DATASET RECORDS:

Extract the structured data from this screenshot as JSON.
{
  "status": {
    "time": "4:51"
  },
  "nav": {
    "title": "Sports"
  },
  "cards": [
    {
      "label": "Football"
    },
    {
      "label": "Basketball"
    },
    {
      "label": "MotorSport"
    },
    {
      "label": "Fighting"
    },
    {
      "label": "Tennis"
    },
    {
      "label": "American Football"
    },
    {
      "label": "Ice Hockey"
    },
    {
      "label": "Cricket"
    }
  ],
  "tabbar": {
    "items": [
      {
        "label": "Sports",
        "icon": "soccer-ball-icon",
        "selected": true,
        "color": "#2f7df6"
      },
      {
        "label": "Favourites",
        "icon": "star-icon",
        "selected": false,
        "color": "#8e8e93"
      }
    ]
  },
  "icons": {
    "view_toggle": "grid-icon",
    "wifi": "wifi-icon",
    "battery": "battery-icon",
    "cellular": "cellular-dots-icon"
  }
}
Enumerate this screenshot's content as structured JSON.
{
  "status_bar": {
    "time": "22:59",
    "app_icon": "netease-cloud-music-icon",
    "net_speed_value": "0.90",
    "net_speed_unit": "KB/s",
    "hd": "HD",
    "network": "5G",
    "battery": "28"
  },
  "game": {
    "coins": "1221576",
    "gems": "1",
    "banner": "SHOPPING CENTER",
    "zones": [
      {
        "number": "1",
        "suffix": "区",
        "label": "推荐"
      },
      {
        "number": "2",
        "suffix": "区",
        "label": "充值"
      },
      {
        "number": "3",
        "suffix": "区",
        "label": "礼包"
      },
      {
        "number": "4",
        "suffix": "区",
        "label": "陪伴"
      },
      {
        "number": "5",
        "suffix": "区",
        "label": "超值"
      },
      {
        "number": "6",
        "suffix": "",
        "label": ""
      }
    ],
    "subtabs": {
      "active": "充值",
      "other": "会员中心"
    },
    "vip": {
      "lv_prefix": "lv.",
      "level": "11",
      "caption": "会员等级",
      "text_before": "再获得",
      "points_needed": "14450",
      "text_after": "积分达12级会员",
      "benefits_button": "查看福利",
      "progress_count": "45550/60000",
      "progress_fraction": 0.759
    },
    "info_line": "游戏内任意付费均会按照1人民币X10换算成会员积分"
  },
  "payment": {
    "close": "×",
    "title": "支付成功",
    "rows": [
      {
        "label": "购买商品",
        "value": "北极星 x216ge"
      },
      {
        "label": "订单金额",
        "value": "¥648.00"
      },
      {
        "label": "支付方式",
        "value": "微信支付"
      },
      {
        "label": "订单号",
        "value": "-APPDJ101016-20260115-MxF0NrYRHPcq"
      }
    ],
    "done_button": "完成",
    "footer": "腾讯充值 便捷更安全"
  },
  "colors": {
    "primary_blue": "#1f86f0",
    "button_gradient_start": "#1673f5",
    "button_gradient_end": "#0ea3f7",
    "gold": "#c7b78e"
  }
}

DIRECTIONS:
Every record should be repeated exactly; please leave none out.

FULL RESPONSE:
Extract the structured data from this screenshot as JSON.
{
  "status": {
    "time": "4:51"
  },
  "nav": {
    "title": "Sports"
  },
  "cards": [
    {
      "label": "Football"
    },
    {
      "label": "Basketball"
    },
    {
      "label": "MotorSport"
    },
    {
      "label": "Fighting"
    },
    {
      "label": "Tennis"
    },
    {
      "label": "American Football"
    },
    {
      "label": "Ice Hockey"
    },
    {
      "label": "Cricket"
    }
  ],
  "tabbar": {
    "items": [
      {
        "label": "Sports",
        "icon": "soccer-ball-icon",
        "selected": true,
        "color": "#2f7df6"
      },
      {
        "label": "Favourites",
        "icon": "star-icon",
        "selected": false,
        "color": "#8e8e93"
      }
    ]
  },
  "icons": {
    "view_toggle": "grid-icon",
    "wifi": "wifi-icon",
    "battery": "battery-icon",
    "cellular": "cellular-dots-icon"
  }
}
Enumerate this screenshot's content as structured JSON.
{
  "status_bar": {
    "time": "22:59",
    "app_icon": "netease-cloud-music-icon",
    "net_speed_value": "0.90",
    "net_speed_unit": "KB/s",
    "hd": "HD",
    "network": "5G",
    "battery": "28"
  },
  "game": {
    "coins": "1221576",
    "gems": "1",
    "banner": "SHOPPING CENTER",
    "zones": [
      {
        "number": "1",
        "suffix": "区",
        "label": "推荐"
      },
      {
        "number": "2",
        "suffix": "区",
        "label": "充值"
      },
      {
        "number": "3",
        "suffix": "区",
        "label": "礼包"
      },
      {
        "number": "4",
        "suffix": "区",
        "label": "陪伴"
      },
      {
        "number": "5",
        "suffix": "区",
        "label": "超值"
      },
      {
        "number": "6",
        "suffix": "",
        "label": ""
      }
    ],
    "subtabs": {
      "active": "充值",
      "other": "会员中心"
    },
    "vip": {
      "lv_prefix": "lv.",
      "level": "11",
      "caption": "会员等级",
      "text_before": "再获得",
      "points_needed": "14450",
      "text_after": "积分达12级会员",
      "benefits_button": "查看福利",
      "progress_count": "45550/60000",
      "progress_fraction": 0.759
    },
    "info_line": "游戏内任意付费均会按照1人民币X10换算成会员积分"
  },
  "payment": {
    "close": "×",
    "title": "支付成功",
    "rows": [
      {
        "label": "购买商品",
        "value": "北极星 x216ge"
      },
      {
        "label": "订单金额",
        "value": "¥648.00"
      },
      {
        "label": "支付方式",
        "value": "微信支付"
      },
      {
        "label": "订单号",
        "value": "-APPDJ101016-20260115-MxF0NrYRHPcq"
      }
    ],
    "done_button": "完成",
    "footer": "腾讯充值 便捷更安全"
  },
  "colors": {
    "primary_blue": "#1f86f0",
    "button_gradient_start": "#1673f5",
    "button_gradient_end": "#0ea3f7",
    "gold": "#c7b78e"
  }
}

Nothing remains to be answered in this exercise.